• PROBLEM TO SOLVE
Extract the full set of records that follows, word for word.
--- start INPUT MATERIAL ---
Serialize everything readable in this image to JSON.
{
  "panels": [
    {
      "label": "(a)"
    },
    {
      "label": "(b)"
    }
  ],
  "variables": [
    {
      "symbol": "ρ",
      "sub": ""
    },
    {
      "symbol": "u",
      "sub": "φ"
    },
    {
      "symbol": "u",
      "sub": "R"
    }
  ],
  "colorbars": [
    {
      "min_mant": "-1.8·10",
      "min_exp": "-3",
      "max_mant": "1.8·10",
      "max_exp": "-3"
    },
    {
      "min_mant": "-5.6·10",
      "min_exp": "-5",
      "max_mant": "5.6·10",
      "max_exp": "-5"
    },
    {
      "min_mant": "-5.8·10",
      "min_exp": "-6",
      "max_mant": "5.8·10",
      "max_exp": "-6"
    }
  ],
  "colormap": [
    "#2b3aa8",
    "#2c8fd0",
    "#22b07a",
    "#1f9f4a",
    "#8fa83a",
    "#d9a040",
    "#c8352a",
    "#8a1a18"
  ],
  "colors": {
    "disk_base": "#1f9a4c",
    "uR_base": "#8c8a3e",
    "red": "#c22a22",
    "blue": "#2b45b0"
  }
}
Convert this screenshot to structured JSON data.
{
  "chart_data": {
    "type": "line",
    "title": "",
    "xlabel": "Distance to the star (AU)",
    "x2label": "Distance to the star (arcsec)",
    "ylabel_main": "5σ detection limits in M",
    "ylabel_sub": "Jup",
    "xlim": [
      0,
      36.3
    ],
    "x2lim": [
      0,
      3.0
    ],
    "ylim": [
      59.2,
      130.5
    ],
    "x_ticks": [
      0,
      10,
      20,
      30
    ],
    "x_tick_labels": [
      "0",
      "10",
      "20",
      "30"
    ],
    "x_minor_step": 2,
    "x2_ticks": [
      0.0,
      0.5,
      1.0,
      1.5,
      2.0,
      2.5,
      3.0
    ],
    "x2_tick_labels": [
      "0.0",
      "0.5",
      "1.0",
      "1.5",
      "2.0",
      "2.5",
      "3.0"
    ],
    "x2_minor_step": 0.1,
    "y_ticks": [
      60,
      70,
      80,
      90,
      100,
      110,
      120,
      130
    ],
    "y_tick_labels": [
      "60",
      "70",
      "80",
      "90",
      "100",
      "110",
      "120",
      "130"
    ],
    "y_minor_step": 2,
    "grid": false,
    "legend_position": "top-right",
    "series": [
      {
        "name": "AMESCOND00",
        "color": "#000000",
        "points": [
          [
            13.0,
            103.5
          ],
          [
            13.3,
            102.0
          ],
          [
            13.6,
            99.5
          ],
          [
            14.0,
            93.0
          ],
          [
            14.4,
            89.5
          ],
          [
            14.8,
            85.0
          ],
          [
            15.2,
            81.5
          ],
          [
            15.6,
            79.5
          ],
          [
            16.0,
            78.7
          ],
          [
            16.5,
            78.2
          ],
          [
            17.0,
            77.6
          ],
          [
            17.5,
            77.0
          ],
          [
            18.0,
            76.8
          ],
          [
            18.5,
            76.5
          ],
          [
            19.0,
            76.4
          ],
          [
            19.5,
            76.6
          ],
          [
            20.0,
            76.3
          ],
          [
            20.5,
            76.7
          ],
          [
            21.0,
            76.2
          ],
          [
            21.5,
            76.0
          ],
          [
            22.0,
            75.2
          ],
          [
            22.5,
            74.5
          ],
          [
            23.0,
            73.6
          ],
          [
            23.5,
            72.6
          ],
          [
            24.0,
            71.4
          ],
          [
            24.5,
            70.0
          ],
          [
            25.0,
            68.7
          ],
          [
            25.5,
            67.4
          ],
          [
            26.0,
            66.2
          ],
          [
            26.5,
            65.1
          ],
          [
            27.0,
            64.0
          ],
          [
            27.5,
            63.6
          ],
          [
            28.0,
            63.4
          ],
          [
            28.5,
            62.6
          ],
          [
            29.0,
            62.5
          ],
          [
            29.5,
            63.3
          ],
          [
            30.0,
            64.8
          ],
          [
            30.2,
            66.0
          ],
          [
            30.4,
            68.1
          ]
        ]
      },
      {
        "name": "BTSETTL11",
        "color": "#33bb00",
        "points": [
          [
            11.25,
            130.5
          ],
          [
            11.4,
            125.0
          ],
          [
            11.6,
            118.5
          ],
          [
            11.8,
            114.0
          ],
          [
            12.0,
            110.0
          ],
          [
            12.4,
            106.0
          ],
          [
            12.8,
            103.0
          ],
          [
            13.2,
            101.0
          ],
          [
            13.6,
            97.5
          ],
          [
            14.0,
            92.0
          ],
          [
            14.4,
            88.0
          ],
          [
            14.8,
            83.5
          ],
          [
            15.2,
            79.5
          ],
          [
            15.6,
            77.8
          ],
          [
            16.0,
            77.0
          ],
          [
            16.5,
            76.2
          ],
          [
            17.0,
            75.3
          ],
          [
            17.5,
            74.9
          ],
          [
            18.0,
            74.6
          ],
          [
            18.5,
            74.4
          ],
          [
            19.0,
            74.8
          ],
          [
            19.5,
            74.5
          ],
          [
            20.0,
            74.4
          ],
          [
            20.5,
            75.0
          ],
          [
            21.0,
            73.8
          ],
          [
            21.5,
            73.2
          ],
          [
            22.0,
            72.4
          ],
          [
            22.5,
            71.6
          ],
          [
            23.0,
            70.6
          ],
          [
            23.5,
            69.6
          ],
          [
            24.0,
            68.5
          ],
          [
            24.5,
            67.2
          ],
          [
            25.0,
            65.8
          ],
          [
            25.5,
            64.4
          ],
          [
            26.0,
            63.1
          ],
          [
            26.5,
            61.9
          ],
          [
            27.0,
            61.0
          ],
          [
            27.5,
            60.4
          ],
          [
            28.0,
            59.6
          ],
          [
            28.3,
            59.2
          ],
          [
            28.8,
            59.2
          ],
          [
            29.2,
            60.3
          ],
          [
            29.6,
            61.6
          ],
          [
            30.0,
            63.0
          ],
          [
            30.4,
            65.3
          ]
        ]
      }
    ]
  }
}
--- end INPUT MATERIAL ---
• RESPONSE TO THIS EXERCISE
Serialize everything readable in this image to JSON.
{
  "panels": [
    {
      "label": "(a)"
    },
    {
      "label": "(b)"
    }
  ],
  "variables": [
    {
      "symbol": "ρ",
      "sub": ""
    },
    {
      "symbol": "u",
      "sub": "φ"
    },
    {
      "symbol": "u",
      "sub": "R"
    }
  ],
  "colorbars": [
    {
      "min_mant": "-1.8·10",
      "min_exp": "-3",
      "max_mant": "1.8·10",
      "max_exp": "-3"
    },
    {
      "min_mant": "-5.6·10",
      "min_exp": "-5",
      "max_mant": "5.6·10",
      "max_exp": "-5"
    },
    {
      "min_mant": "-5.8·10",
      "min_exp": "-6",
      "max_mant": "5.8·10",
      "max_exp": "-6"
    }
  ],
  "colormap": [
    "#2b3aa8",
    "#2c8fd0",
    "#22b07a",
    "#1f9f4a",
    "#8fa83a",
    "#d9a040",
    "#c8352a",
    "#8a1a18"
  ],
  "colors": {
    "disk_base": "#1f9a4c",
    "uR_base": "#8c8a3e",
    "red": "#c22a22",
    "blue": "#2b45b0"
  }
}
Convert this screenshot to structured JSON data.
{
  "chart_data": {
    "type": "line",
    "title": "",
    "xlabel": "Distance to the star (AU)",
    "x2label": "Distance to the star (arcsec)",
    "ylabel_main": "5σ detection limits in M",
    "ylabel_sub": "Jup",
    "xlim": [
      0,
      36.3
    ],
    "x2lim": [
      0,
      3.0
    ],
    "ylim": [
      59.2,
      130.5
    ],
    "x_ticks": [
      0,
      10,
      20,
      30
    ],
    "x_tick_labels": [
      "0",
      "10",
      "20",
      "30"
    ],
    "x_minor_step": 2,
    "x2_ticks": [
      0.0,
      0.5,
      1.0,
      1.5,
      2.0,
      2.5,
      3.0
    ],
    "x2_tick_labels": [
      "0.0",
      "0.5",
      "1.0",
      "1.5",
      "2.0",
      "2.5",
      "3.0"
    ],
    "x2_minor_step": 0.1,
    "y_ticks": [
      60,
      70,
      80,
      90,
      100,
      110,
      120,
      130
    ],
    "y_tick_labels": [
      "60",
      "70",
      "80",
      "90",
      "100",
      "110",
      "120",
      "130"
    ],
    "y_minor_step": 2,
    "grid": false,
    "legend_position": "top-right",
    "series": [
      {
        "name": "AMESCOND00",
        "color": "#000000",
        "points": [
          [
            13.0,
            103.5
          ],
          [
            13.3,
            102.0
          ],
          [
            13.6,
            99.5
          ],
          [
            14.0,
            93.0
          ],
          [
            14.4,
            89.5
          ],
          [
            14.8,
            85.0
          ],
          [
            15.2,
            81.5
          ],
          [
            15.6,
            79.5
          ],
          [
            16.0,
            78.7
          ],
          [
            16.5,
            78.2
          ],
          [
            17.0,
            77.6
          ],
          [
            17.5,
            77.0
          ],
          [
            18.0,
            76.8
          ],
          [
            18.5,
            76.5
          ],
          [
            19.0,
            76.4
          ],
          [
            19.5,
            76.6
          ],
          [
            20.0,
            76.3
          ],
          [
            20.5,
            76.7
          ],
          [
            21.0,
            76.2
          ],
          [
            21.5,
            76.0
          ],
          [
            22.0,
            75.2
          ],
          [
            22.5,
            74.5
          ],
          [
            23.0,
            73.6
          ],
          [
            23.5,
            72.6
          ],
          [
            24.0,
            71.4
          ],
          [
            24.5,
            70.0
          ],
          [
            25.0,
            68.7
          ],
          [
            25.5,
            67.4
          ],
          [
            26.0,
            66.2
          ],
          [
            26.5,
            65.1
          ],
          [
            27.0,
            64.0
          ],
          [
            27.5,
            63.6
          ],
          [
            28.0,
            63.4
          ],
          [
            28.5,
            62.6
          ],
          [
            29.0,
            62.5
          ],
          [
            29.5,
            63.3
          ],
          [
            30.0,
            64.8
          ],
          [
            30.2,
            66.0
          ],
          [
            30.4,
            68.1
          ]
        ]
      },
      {
        "name": "BTSETTL11",
        "color": "#33bb00",
        "points": [
          [
            11.25,
            130.5
          ],
          [
            11.4,
            125.0
          ],
          [
            11.6,
            118.5
          ],
          [
            11.8,
            114.0
          ],
          [
            12.0,
            110.0
          ],
          [
            12.4,
            106.0
          ],
          [
            12.8,
            103.0
          ],
          [
            13.2,
            101.0
          ],
          [
            13.6,
            97.5
          ],
          [
            14.0,
            92.0
          ],
          [
            14.4,
            88.0
          ],
          [
            14.8,
            83.5
          ],
          [
            15.2,
            79.5
          ],
          [
            15.6,
            77.8
          ],
          [
            16.0,
            77.0
          ],
          [
            16.5,
            76.2
          ],
          [
            17.0,
            75.3
          ],
          [
            17.5,
            74.9
          ],
          [
            18.0,
            74.6
          ],
          [
            18.5,
            74.4
          ],
          [
            19.0,
            74.8
          ],
          [
            19.5,
            74.5
          ],
          [
            20.0,
            74.4
          ],
          [
            20.5,
            75.0
          ],
          [
            21.0,
            73.8
          ],
          [
            21.5,
            73.2
          ],
          [
            22.0,
            72.4
          ],
          [
            22.5,
            71.6
          ],
          [
            23.0,
            70.6
          ],
          [
            23.5,
            69.6
          ],
          [
            24.0,
            68.5
          ],
          [
            24.5,
            67.2
          ],
          [
            25.0,
            65.8
          ],
          [
            25.5,
            64.4
          ],
          [
            26.0,
            63.1
          ],
          [
            26.5,
            61.9
          ],
          [
            27.0,
            61.0
          ],
          [
            27.5,
            60.4
          ],
          [
            28.0,
            59.6
          ],
          [
            28.3,
            59.2
          ],
          [
            28.8,
            59.2
          ],
          [
            29.2,
            60.3
          ],
          [
            29.6,
            61.6
          ],
          [
            30.0,
            63.0
          ],
          [
            30.4,
            65.3
          ]
        ]
      }
    ]
  }
}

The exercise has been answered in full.